Written problem
Search the listing below for the string "data" and show each line that contains it.

Material
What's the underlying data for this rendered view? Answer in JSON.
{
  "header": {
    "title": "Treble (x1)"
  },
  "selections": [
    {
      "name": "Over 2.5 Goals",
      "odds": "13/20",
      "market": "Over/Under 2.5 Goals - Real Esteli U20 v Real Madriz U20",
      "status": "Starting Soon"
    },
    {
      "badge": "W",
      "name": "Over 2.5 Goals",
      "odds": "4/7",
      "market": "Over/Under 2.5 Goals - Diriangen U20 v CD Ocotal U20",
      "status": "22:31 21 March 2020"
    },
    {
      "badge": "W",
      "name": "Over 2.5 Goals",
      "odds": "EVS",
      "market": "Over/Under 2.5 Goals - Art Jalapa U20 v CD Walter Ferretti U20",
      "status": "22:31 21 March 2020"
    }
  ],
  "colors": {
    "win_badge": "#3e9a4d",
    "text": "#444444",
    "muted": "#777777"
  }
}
==
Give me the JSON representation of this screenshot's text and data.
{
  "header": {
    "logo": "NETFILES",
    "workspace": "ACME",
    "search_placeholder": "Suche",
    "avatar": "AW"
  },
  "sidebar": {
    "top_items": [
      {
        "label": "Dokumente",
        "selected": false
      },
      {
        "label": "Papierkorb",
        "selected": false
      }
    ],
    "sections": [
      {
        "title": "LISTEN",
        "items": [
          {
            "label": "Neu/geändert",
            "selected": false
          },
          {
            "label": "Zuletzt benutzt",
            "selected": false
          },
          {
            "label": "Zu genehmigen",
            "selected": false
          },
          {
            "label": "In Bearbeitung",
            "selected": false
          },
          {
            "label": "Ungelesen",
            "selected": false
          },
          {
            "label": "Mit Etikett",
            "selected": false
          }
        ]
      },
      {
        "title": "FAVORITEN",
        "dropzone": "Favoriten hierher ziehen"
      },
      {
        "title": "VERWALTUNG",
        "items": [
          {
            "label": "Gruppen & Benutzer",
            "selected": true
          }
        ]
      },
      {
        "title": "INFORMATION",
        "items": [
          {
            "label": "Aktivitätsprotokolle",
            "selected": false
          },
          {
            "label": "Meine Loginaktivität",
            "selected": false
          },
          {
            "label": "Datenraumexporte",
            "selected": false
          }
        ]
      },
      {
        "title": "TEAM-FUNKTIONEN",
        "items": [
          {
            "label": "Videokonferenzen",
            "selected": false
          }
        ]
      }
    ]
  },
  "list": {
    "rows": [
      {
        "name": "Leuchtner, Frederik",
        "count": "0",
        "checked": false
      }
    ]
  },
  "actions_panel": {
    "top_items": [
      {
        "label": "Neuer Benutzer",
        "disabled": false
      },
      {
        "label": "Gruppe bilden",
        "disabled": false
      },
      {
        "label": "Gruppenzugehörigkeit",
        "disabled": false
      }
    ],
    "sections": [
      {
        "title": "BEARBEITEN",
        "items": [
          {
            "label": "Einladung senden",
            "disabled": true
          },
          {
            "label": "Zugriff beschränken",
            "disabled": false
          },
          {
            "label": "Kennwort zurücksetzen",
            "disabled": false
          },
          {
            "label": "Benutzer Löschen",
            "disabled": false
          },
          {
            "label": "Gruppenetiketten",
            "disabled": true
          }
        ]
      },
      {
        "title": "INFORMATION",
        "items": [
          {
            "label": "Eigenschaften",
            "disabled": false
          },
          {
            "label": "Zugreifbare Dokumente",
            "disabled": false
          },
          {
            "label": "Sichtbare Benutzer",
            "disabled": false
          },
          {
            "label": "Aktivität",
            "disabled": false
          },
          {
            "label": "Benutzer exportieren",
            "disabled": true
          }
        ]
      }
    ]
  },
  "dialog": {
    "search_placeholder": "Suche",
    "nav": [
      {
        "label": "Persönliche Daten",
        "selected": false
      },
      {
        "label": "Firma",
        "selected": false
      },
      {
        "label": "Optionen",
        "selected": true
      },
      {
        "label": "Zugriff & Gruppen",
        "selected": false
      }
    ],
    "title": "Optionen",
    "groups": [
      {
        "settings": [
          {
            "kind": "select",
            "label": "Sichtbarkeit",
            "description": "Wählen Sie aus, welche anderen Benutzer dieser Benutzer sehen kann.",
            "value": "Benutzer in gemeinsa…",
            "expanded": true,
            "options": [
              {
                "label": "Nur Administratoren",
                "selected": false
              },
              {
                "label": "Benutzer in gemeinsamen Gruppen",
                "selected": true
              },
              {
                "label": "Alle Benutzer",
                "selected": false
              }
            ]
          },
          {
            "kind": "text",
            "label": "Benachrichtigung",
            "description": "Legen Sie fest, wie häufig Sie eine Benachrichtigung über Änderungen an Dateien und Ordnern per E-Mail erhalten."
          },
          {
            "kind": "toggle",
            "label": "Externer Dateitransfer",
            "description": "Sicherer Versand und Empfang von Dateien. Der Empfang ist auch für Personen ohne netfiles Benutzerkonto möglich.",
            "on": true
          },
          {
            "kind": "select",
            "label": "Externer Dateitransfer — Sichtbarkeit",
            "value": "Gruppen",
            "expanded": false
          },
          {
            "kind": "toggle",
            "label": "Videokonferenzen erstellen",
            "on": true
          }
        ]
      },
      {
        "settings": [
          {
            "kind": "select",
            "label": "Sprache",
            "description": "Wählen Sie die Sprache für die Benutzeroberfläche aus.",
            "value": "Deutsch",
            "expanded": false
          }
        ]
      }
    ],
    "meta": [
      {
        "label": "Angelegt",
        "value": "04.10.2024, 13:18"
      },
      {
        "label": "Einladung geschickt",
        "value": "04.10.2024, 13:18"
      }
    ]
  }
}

Output for this exercise
What's the underlying data for this rendered view? Answer in JSON.
Give me the JSON representation of this screenshot's text and data.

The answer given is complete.